**INSTRUCTIONS FOR THE TASK**
Type out all the records word for word. Any pictures are to be left out.

Dataset items
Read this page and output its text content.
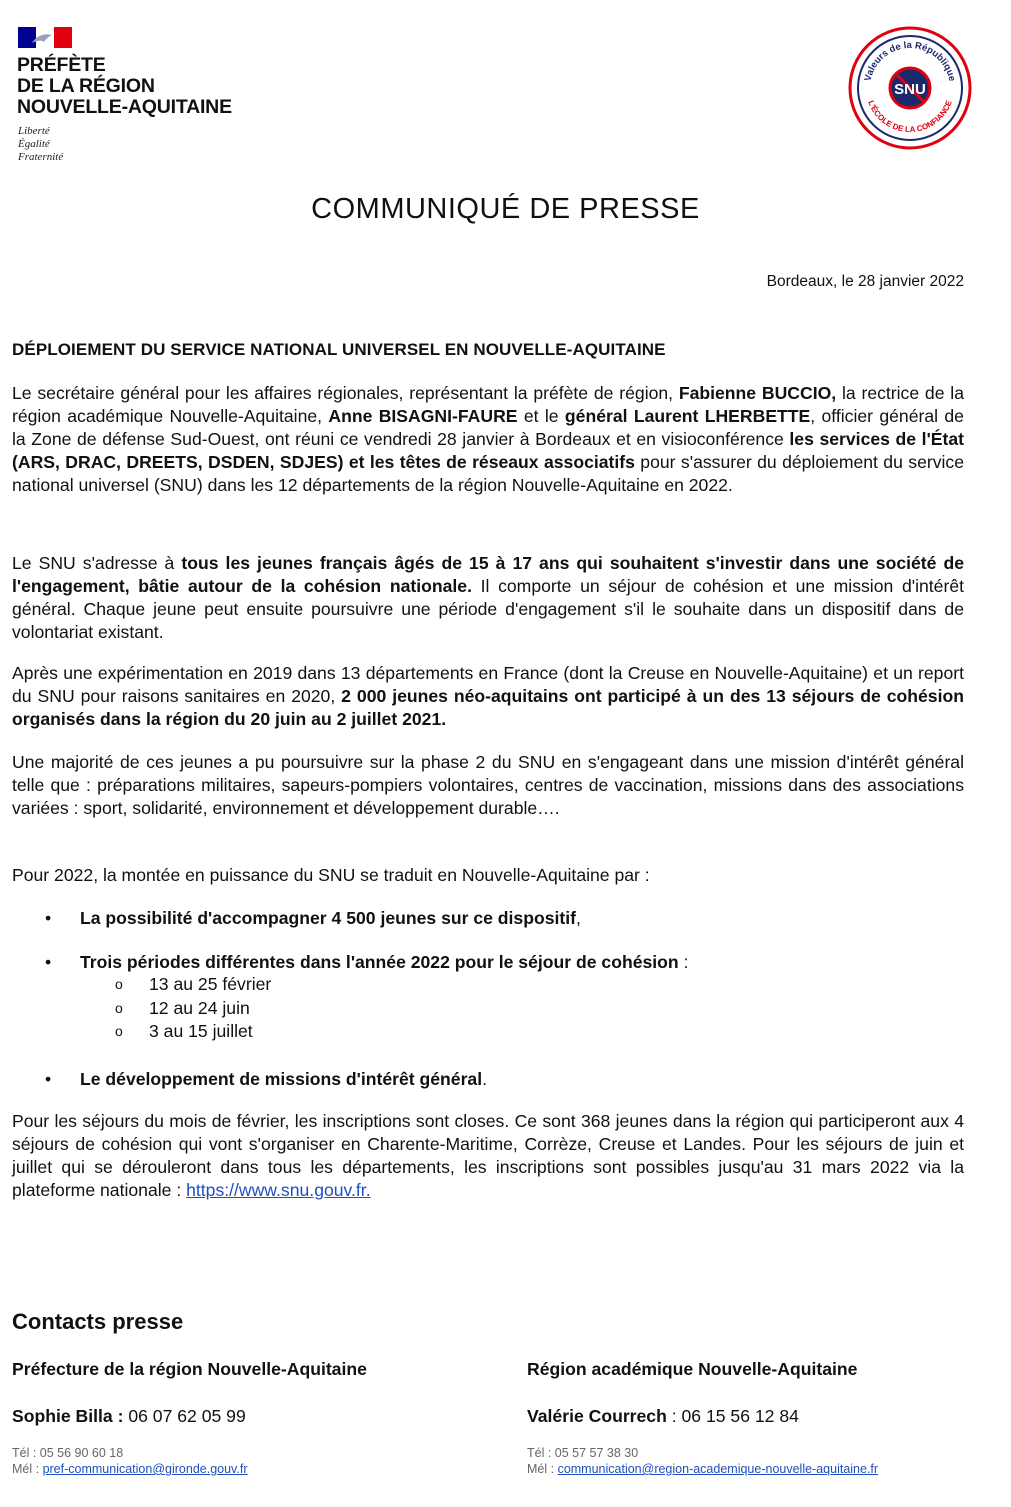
PRÉFÈTE
DE LA RÉGION
NOUVELLE-AQUITAINE
Liberté
Égalité
Fraternité
Valeurs de la République
L'ÉCOLE DE LA CONFIANCE
SNU
COMMUNIQUÉ DE PRESSE
Bordeaux, le 28 janvier 2022
DÉPLOIEMENT DU SERVICE NATIONAL UNIVERSEL EN NOUVELLE-AQUITAINE
Le secrétaire général pour les affaires régionales, représentant la préfète de région, Fabienne BUCCIO, la rectrice de la région académique Nouvelle-Aquitaine, Anne BISAGNI-FAURE et le général Laurent LHERBETTE, officier général de la Zone de défense Sud-Ouest, ont réuni ce vendredi 28 janvier à Bordeaux et en visioconférence les services de l'État (ARS, DRAC, DREETS, DSDEN, SDJES) et les têtes de réseaux associatifs pour s'assurer du déploiement du service national universel (SNU) dans les 12 départements de la région Nouvelle-Aquitaine en 2022.
Le SNU s'adresse à tous les jeunes français âgés de 15 à 17 ans qui souhaitent s'investir dans une société de l'engagement, bâtie autour de la cohésion nationale. Il comporte un séjour de cohésion et une mission d'intérêt général. Chaque jeune peut ensuite poursuivre une période d'engagement s'il le souhaite dans un dispositif dans de volontariat existant.
Après une expérimentation en 2019 dans 13 départements en France (dont la Creuse en Nouvelle-Aquitaine) et un report du SNU pour raisons sanitaires en 2020, 2 000 jeunes néo-aquitains ont participé à un des 13 séjours de cohésion organisés dans la région du 20 juin au 2 juillet 2021.
Une majorité de ces jeunes a pu poursuivre sur la phase 2 du SNU en s'engageant dans une mission d'intérêt général telle que : préparations militaires, sapeurs-pompiers volontaires, centres de vaccination, missions dans des associations variées : sport, solidarité, environnement et développement durable….
Pour 2022, la montée en puissance du SNU se traduit en Nouvelle-Aquitaine par :
• La possibilité d'accompagner 4 500 jeunes sur ce dispositif,
• Trois périodes différentes dans l'année 2022 pour le séjour de cohésion :
o 13 au 25 février
o 12 au 24 juin
o 3 au 15 juillet
• Le développement de missions d'intérêt général.
Pour les séjours du mois de février, les inscriptions sont closes. Ce sont 368 jeunes dans la région qui participeront aux 4 séjours de cohésion qui vont s'organiser en Charente-Maritime, Corrèze, Creuse et Landes. Pour les séjours de juin et juillet qui se dérouleront dans tous les départements, les inscriptions sont possibles jusqu'au 31 mars 2022 via la plateforme nationale : https://www.snu.gouv.fr.
Contacts presse
Préfecture de la région Nouvelle-Aquitaine
Sophie Billa : 06 07 62 05 99
Tél : 05 56 90 60 18
Mél : pref-communication@gironde.gouv.fr
Région académique Nouvelle-Aquitaine
Valérie Courrech : 06 15 56 12 84
Tél : 05 57 57 38 30
Mél : communication@region-academique-nouvelle-aquitaine.fr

**EXPECTED OUTPUT**
Read this page and output its text content.
PRÉFÈTE
DE LA RÉGION
NOUVELLE-AQUITAINE
Liberté
Égalité
Fraternité
Valeurs de la République
L'ÉCOLE DE LA CONFIANCE
SNU
COMMUNIQUÉ DE PRESSE
Bordeaux, le 28 janvier 2022
DÉPLOIEMENT DU SERVICE NATIONAL UNIVERSEL EN NOUVELLE-AQUITAINE
Le secrétaire général pour les affaires régionales, représentant la préfète de région, Fabienne BUCCIO, la rectrice de la région académique Nouvelle-Aquitaine, Anne BISAGNI-FAURE et le général Laurent LHERBETTE, officier général de la Zone de défense Sud-Ouest, ont réuni ce vendredi 28 janvier à Bordeaux et en visioconférence les services de l'État (ARS, DRAC, DREETS, DSDEN, SDJES) et les têtes de réseaux associatifs pour s'assurer du déploiement du service national universel (SNU) dans les 12 départements de la région Nouvelle-Aquitaine en 2022.
Le SNU s'adresse à tous les jeunes français âgés de 15 à 17 ans qui souhaitent s'investir dans une société de l'engagement, bâtie autour de la cohésion nationale. Il comporte un séjour de cohésion et une mission d'intérêt général. Chaque jeune peut ensuite poursuivre une période d'engagement s'il le souhaite dans un dispositif dans de volontariat existant.
Après une expérimentation en 2019 dans 13 départements en France (dont la Creuse en Nouvelle-Aquitaine) et un report du SNU pour raisons sanitaires en 2020, 2 000 jeunes néo-aquitains ont participé à un des 13 séjours de cohésion organisés dans la région du 20 juin au 2 juillet 2021.
Une majorité de ces jeunes a pu poursuivre sur la phase 2 du SNU en s'engageant dans une mission d'intérêt général telle que : préparations militaires, sapeurs-pompiers volontaires, centres de vaccination, missions dans des associations variées : sport, solidarité, environnement et développement durable….
Pour 2022, la montée en puissance du SNU se traduit en Nouvelle-Aquitaine par :
• La possibilité d'accompagner 4 500 jeunes sur ce dispositif,
• Trois périodes différentes dans l'année 2022 pour le séjour de cohésion :
o 13 au 25 février
o 12 au 24 juin
o 3 au 15 juillet
• Le développement de missions d'intérêt général.
Pour les séjours du mois de février, les inscriptions sont closes. Ce sont 368 jeunes dans la région qui participeront aux 4 séjours de cohésion qui vont s'organiser en Charente-Maritime, Corrèze, Creuse et Landes. Pour les séjours de juin et juillet qui se dérouleront dans tous les départements, les inscriptions sont possibles jusqu'au 31 mars 2022 via la plateforme nationale : https://www.snu.gouv.fr.
Contacts presse
Préfecture de la région Nouvelle-Aquitaine
Sophie Billa : 06 07 62 05 99
Tél : 05 56 90 60 18
Mél : pref-communication@gironde.gouv.fr
Région académique Nouvelle-Aquitaine
Valérie Courrech : 06 15 56 12 84
Tél : 05 57 57 38 30
Mél : communication@region-academique-nouvelle-aquitaine.fr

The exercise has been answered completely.